# start of Records shown
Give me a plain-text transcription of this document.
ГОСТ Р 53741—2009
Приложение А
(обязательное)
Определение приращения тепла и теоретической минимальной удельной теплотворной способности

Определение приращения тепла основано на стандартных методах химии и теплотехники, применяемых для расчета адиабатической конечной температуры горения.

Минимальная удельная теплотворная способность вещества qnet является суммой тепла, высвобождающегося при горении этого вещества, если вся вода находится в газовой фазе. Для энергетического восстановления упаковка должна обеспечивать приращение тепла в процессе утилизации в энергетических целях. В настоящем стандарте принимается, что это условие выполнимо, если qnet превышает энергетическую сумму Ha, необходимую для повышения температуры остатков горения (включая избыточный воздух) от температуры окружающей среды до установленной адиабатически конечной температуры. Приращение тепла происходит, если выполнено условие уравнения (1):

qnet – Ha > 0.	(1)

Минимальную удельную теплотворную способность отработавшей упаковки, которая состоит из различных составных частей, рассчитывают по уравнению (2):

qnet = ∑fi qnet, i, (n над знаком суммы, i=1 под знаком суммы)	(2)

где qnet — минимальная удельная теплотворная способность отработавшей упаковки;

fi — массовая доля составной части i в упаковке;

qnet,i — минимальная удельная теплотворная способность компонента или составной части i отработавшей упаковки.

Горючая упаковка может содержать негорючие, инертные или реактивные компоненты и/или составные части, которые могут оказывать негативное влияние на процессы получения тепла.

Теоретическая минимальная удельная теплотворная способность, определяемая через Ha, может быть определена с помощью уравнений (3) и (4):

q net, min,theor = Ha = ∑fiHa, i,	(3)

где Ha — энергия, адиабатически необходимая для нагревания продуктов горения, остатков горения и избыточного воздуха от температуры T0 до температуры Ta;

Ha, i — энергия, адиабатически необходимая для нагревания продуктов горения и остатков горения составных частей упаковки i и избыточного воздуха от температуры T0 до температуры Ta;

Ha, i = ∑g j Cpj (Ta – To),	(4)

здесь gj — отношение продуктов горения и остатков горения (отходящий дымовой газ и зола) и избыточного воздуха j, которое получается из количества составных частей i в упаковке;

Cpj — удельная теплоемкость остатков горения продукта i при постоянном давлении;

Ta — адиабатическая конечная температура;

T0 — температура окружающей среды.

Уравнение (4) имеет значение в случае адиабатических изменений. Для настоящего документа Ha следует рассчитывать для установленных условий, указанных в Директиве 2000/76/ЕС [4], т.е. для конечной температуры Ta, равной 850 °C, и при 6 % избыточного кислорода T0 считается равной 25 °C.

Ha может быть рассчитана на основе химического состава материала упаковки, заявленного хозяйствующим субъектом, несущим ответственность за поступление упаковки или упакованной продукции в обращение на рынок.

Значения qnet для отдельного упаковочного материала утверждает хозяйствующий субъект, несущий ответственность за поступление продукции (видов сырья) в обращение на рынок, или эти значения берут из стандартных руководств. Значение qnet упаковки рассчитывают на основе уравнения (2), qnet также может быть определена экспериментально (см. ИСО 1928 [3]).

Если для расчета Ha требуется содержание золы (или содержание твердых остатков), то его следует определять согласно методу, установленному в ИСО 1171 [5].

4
# end of Records shown
→ Task goal
Make an exact copy of the listing, including every line.

→ Answer in full
Give me a plain-text transcription of this document.
ГОСТ Р 53741—2009
Приложение А
(обязательное)
Определение приращения тепла и теоретической минимальной удельной теплотворной способности

Определение приращения тепла основано на стандартных методах химии и теплотехники, применяемых для расчета адиабатической конечной температуры горения.

Минимальная удельная теплотворная способность вещества qnet является суммой тепла, высвобождающегося при горении этого вещества, если вся вода находится в газовой фазе. Для энергетического восстановления упаковка должна обеспечивать приращение тепла в процессе утилизации в энергетических целях. В настоящем стандарте принимается, что это условие выполнимо, если qnet превышает энергетическую сумму Ha, необходимую для повышения температуры остатков горения (включая избыточный воздух) от температуры окружающей среды до установленной адиабатически конечной температуры. Приращение тепла происходит, если выполнено условие уравнения (1):

qnet – Ha > 0.	(1)

Минимальную удельную теплотворную способность отработавшей упаковки, которая состоит из различных составных частей, рассчитывают по уравнению (2):

qnet = ∑fi qnet, i, (n над знаком суммы, i=1 под знаком суммы)	(2)

где qnet — минимальная удельная теплотворная способность отработавшей упаковки;

fi — массовая доля составной части i в упаковке;

qnet,i — минимальная удельная теплотворная способность компонента или составной части i отработавшей упаковки.

Горючая упаковка может содержать негорючие, инертные или реактивные компоненты и/или составные части, которые могут оказывать негативное влияние на процессы получения тепла.

Теоретическая минимальная удельная теплотворная способность, определяемая через Ha, может быть определена с помощью уравнений (3) и (4):

q net, min,theor = Ha = ∑fiHa, i,	(3)

где Ha — энергия, адиабатически необходимая для нагревания продуктов горения, остатков горения и избыточного воздуха от температуры T0 до температуры Ta;

Ha, i — энергия, адиабатически необходимая для нагревания продуктов горения и остатков горения составных частей упаковки i и избыточного воздуха от температуры T0 до температуры Ta;

Ha, i = ∑g j Cpj (Ta – To),	(4)

здесь gj — отношение продуктов горения и остатков горения (отходящий дымовой газ и зола) и избыточного воздуха j, которое получается из количества составных частей i в упаковке;

Cpj — удельная теплоемкость остатков горения продукта i при постоянном давлении;

Ta — адиабатическая конечная температура;

T0 — температура окружающей среды.

Уравнение (4) имеет значение в случае адиабатических изменений. Для настоящего документа Ha следует рассчитывать для установленных условий, указанных в Директиве 2000/76/ЕС [4], т.е. для конечной температуры Ta, равной 850 °C, и при 6 % избыточного кислорода T0 считается равной 25 °C.

Ha может быть рассчитана на основе химического состава материала упаковки, заявленного хозяйствующим субъектом, несущим ответственность за поступление упаковки или упакованной продукции в обращение на рынок.

Значения qnet для отдельного упаковочного материала утверждает хозяйствующий субъект, несущий ответственность за поступление продукции (видов сырья) в обращение на рынок, или эти значения берут из стандартных руководств. Значение qnet упаковки рассчитывают на основе уравнения (2), qnet также может быть определена экспериментально (см. ИСО 1928 [3]).

Если для расчета Ha требуется содержание золы (или содержание твердых остатков), то его следует определять согласно методу, установленному в ИСО 1171 [5].

4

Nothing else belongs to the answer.